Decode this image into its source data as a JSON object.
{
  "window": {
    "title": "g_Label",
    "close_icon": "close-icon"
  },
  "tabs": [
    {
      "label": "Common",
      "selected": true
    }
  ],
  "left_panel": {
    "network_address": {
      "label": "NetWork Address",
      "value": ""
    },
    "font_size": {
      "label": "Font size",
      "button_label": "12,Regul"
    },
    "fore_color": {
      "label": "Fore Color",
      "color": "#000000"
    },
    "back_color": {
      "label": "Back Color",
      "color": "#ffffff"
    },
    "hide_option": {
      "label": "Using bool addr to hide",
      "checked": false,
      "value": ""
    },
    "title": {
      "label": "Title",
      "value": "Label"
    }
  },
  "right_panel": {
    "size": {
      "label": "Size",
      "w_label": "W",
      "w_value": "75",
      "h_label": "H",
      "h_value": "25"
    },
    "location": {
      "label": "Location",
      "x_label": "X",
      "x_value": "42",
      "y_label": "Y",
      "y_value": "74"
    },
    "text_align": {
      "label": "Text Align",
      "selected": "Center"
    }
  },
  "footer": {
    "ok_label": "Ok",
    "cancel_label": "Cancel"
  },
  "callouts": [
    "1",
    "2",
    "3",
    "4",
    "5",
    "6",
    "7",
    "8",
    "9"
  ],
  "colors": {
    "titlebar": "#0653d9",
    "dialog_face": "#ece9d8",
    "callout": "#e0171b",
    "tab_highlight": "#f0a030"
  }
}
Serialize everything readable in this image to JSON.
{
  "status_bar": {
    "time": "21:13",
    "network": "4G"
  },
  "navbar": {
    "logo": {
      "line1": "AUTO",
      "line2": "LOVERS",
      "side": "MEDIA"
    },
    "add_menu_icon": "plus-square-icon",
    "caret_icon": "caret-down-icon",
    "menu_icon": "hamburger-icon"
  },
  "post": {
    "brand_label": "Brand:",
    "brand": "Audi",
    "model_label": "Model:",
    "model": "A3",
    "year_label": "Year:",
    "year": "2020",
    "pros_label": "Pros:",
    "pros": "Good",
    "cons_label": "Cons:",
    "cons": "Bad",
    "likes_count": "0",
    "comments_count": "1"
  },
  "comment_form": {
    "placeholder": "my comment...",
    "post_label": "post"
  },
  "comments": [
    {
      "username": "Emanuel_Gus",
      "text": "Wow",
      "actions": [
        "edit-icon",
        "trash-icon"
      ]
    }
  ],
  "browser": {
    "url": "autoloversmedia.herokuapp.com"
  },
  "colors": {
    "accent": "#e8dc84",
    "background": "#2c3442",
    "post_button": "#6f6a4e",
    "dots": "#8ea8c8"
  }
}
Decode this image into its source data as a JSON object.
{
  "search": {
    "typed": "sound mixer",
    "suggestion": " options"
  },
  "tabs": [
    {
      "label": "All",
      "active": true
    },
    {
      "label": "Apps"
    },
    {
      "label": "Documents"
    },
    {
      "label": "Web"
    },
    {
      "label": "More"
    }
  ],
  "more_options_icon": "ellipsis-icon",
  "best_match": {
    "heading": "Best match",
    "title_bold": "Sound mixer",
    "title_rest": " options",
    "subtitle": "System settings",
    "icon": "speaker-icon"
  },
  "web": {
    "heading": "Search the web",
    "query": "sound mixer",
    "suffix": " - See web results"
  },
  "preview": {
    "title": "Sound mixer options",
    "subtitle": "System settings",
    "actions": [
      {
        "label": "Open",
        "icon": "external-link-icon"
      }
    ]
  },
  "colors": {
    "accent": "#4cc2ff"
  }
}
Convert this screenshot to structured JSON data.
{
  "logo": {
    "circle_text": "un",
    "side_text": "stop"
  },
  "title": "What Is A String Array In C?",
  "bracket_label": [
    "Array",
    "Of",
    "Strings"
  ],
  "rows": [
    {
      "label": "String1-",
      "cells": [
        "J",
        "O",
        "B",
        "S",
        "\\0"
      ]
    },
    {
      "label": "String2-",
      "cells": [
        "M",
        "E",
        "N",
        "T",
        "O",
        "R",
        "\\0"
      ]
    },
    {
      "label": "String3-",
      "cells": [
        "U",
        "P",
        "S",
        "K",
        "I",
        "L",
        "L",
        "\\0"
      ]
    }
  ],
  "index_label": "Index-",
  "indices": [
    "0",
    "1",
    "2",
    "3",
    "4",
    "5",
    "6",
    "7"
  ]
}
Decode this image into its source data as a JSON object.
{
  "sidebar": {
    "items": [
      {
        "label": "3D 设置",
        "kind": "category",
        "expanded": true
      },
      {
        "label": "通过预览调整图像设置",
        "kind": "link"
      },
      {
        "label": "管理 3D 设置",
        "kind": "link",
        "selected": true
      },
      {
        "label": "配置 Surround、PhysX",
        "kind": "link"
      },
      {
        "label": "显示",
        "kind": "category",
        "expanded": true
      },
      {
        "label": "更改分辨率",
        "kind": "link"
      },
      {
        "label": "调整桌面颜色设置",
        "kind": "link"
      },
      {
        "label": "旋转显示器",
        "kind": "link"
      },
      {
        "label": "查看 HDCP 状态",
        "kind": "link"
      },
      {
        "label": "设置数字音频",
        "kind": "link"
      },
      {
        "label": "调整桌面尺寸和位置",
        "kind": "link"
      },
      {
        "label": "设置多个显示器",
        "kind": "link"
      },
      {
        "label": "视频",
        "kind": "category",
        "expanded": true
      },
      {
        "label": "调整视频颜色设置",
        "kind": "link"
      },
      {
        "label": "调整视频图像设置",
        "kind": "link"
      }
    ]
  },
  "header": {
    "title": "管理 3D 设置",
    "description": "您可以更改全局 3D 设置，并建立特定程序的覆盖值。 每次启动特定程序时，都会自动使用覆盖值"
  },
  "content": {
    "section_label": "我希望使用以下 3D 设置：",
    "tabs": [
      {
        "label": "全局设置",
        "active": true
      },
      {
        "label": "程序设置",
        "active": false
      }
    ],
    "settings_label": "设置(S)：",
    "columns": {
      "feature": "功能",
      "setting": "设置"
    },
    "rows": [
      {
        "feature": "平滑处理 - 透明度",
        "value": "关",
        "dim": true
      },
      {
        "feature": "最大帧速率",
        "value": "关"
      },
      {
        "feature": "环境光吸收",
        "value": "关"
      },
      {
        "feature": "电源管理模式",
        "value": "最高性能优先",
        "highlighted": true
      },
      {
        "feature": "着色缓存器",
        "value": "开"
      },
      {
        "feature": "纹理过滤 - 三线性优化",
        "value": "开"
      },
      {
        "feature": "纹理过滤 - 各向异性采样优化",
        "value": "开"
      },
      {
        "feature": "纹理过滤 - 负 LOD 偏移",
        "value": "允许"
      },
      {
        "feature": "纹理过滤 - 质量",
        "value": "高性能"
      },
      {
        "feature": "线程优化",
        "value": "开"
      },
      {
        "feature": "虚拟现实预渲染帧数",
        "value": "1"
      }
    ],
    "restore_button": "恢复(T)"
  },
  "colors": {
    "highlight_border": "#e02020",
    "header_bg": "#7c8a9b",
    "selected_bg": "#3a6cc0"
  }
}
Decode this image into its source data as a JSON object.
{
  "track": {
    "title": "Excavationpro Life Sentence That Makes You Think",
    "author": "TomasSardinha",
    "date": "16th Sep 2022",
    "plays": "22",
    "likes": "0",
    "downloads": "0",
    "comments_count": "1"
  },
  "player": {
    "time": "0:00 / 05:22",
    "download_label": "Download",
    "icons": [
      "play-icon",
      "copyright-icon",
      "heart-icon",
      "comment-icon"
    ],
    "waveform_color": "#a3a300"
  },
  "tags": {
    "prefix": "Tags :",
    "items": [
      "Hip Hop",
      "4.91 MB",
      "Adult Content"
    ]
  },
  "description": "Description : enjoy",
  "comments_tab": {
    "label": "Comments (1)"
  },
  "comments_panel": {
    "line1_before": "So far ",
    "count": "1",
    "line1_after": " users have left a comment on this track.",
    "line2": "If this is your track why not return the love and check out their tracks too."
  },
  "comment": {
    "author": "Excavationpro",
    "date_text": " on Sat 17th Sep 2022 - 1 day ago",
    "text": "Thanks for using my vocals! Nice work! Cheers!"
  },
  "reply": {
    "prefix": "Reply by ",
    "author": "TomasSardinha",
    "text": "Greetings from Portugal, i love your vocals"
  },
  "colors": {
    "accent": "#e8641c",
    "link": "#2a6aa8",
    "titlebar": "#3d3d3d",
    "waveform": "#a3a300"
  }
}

▬▬▬

Filter the entries down to the lines with the word "Excavationpro" in them.

= Reply to the exercise =
    "title": "Excavationpro Life Sentence That Makes You Think",
    "author": "Excavationpro",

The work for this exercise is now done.